[Record set start]
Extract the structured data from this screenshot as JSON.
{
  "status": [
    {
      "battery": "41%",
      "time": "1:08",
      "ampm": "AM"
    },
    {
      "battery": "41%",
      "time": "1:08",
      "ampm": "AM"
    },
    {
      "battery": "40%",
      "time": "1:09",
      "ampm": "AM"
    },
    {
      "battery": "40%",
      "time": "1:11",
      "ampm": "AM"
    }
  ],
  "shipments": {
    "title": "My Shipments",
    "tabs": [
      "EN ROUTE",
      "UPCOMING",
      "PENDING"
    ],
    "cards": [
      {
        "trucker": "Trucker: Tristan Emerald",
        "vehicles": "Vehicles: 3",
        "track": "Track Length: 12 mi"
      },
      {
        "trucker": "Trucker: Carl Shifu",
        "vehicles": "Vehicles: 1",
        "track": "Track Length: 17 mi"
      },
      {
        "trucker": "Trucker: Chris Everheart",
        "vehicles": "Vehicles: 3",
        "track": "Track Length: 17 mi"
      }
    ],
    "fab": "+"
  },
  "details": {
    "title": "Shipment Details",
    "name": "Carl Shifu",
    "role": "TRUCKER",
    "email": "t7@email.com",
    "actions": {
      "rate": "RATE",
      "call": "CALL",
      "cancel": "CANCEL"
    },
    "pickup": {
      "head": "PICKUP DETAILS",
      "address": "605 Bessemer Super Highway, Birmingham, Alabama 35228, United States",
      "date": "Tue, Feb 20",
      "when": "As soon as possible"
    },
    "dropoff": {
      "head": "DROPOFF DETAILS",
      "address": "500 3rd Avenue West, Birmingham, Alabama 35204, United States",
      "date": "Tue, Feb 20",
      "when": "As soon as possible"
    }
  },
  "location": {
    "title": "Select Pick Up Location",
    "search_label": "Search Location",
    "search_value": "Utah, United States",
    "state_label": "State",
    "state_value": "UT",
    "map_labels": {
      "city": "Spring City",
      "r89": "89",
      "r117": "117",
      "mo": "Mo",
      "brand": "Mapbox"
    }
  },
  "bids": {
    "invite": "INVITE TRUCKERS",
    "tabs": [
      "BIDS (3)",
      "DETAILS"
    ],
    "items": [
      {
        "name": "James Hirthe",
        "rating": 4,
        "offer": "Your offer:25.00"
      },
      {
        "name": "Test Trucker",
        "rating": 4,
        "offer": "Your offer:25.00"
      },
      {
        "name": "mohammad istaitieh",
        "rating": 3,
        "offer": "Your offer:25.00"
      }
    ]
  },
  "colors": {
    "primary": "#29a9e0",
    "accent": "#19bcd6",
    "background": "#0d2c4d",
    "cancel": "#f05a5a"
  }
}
[Record set end]
Repeat each record in full; every line must match exactly.

• Written answer:
Extract the structured data from this screenshot as JSON.
{
  "status": [
    {
      "battery": "41%",
      "time": "1:08",
      "ampm": "AM"
    },
    {
      "battery": "41%",
      "time": "1:08",
      "ampm": "AM"
    },
    {
      "battery": "40%",
      "time": "1:09",
      "ampm": "AM"
    },
    {
      "battery": "40%",
      "time": "1:11",
      "ampm": "AM"
    }
  ],
  "shipments": {
    "title": "My Shipments",
    "tabs": [
      "EN ROUTE",
      "UPCOMING",
      "PENDING"
    ],
    "cards": [
      {
        "trucker": "Trucker: Tristan Emerald",
        "vehicles": "Vehicles: 3",
        "track": "Track Length: 12 mi"
      },
      {
        "trucker": "Trucker: Carl Shifu",
        "vehicles": "Vehicles: 1",
        "track": "Track Length: 17 mi"
      },
      {
        "trucker": "Trucker: Chris Everheart",
        "vehicles": "Vehicles: 3",
        "track": "Track Length: 17 mi"
      }
    ],
    "fab": "+"
  },
  "details": {
    "title": "Shipment Details",
    "name": "Carl Shifu",
    "role": "TRUCKER",
    "email": "t7@email.com",
    "actions": {
      "rate": "RATE",
      "call": "CALL",
      "cancel": "CANCEL"
    },
    "pickup": {
      "head": "PICKUP DETAILS",
      "address": "605 Bessemer Super Highway, Birmingham, Alabama 35228, United States",
      "date": "Tue, Feb 20",
      "when": "As soon as possible"
    },
    "dropoff": {
      "head": "DROPOFF DETAILS",
      "address": "500 3rd Avenue West, Birmingham, Alabama 35204, United States",
      "date": "Tue, Feb 20",
      "when": "As soon as possible"
    }
  },
  "location": {
    "title": "Select Pick Up Location",
    "search_label": "Search Location",
    "search_value": "Utah, United States",
    "state_label": "State",
    "state_value": "UT",
    "map_labels": {
      "city": "Spring City",
      "r89": "89",
      "r117": "117",
      "mo": "Mo",
      "brand": "Mapbox"
    }
  },
  "bids": {
    "invite": "INVITE TRUCKERS",
    "tabs": [
      "BIDS (3)",
      "DETAILS"
    ],
    "items": [
      {
        "name": "James Hirthe",
        "rating": 4,
        "offer": "Your offer:25.00"
      },
      {
        "name": "Test Trucker",
        "rating": 4,
        "offer": "Your offer:25.00"
      },
      {
        "name": "mohammad istaitieh",
        "rating": 3,
        "offer": "Your offer:25.00"
      }
    ]
  },
  "colors": {
    "primary": "#29a9e0",
    "accent": "#19bcd6",
    "background": "#0d2c4d",
    "cancel": "#f05a5a"
  }
}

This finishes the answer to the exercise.